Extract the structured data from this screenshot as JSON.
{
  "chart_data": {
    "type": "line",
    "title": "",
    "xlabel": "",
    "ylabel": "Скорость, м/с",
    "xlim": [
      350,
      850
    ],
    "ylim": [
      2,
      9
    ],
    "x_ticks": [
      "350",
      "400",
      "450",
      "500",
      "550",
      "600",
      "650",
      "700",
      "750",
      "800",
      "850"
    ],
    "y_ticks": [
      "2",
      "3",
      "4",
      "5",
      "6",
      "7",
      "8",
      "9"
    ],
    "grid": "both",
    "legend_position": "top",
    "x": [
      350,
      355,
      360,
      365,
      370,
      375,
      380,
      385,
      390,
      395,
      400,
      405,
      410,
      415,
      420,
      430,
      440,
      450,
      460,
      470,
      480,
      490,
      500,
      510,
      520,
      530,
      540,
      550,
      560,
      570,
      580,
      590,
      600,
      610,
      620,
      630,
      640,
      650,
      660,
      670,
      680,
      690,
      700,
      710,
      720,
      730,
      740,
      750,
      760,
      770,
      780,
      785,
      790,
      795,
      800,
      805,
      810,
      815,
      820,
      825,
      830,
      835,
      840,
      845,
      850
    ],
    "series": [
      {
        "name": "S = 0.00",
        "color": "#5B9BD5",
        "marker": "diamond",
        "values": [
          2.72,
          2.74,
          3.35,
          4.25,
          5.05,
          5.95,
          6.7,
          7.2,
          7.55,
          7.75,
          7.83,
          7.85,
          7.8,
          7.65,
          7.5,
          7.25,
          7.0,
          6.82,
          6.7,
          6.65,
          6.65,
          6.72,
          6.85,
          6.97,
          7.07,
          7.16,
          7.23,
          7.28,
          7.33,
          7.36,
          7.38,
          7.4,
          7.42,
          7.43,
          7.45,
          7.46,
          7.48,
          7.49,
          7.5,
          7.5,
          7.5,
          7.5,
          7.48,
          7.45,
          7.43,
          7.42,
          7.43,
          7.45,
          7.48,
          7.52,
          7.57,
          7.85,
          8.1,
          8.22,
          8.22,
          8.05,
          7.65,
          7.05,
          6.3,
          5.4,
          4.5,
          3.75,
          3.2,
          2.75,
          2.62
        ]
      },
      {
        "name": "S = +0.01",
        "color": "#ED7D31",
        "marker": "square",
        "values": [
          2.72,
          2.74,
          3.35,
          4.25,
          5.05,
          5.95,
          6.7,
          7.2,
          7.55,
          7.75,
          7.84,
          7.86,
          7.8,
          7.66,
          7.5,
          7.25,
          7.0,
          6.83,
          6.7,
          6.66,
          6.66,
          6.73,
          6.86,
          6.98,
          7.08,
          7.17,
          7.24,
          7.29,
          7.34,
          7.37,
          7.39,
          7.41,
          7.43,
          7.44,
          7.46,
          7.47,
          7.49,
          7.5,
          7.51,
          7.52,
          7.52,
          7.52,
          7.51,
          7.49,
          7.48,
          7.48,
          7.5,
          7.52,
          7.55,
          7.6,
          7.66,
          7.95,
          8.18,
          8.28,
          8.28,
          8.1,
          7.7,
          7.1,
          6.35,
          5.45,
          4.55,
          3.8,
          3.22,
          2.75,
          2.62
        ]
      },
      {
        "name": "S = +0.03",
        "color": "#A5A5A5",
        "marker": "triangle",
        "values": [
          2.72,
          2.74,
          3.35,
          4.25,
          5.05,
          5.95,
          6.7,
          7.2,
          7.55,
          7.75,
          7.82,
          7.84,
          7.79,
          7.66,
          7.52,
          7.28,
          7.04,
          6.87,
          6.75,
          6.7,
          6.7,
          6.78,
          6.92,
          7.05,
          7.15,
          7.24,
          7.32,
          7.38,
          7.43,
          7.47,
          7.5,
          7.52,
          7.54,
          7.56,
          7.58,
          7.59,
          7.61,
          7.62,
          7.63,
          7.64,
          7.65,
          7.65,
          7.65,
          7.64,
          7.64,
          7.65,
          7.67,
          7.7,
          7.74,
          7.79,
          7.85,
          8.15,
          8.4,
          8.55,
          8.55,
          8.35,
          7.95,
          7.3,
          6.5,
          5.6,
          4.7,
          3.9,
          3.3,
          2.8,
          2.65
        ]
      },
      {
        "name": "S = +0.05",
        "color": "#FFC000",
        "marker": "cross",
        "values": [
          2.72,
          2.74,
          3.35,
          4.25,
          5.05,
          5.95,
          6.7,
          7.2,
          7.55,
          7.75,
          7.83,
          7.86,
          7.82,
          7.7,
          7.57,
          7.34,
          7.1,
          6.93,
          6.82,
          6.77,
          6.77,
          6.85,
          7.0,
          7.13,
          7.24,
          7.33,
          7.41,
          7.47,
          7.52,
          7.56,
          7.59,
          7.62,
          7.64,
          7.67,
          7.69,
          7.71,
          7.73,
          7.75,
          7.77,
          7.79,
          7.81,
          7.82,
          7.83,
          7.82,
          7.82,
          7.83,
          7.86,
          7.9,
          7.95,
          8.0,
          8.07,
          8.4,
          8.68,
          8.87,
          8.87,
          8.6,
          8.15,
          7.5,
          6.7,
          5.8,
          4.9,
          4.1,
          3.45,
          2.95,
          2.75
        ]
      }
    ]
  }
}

— Problem —
Extract every line above that contains the word "name".

— Result of the exercise —
        "name": "S = 0.00",
        "name": "S = +0.01",
        "name": "S = +0.03",
        "name": "S = +0.05",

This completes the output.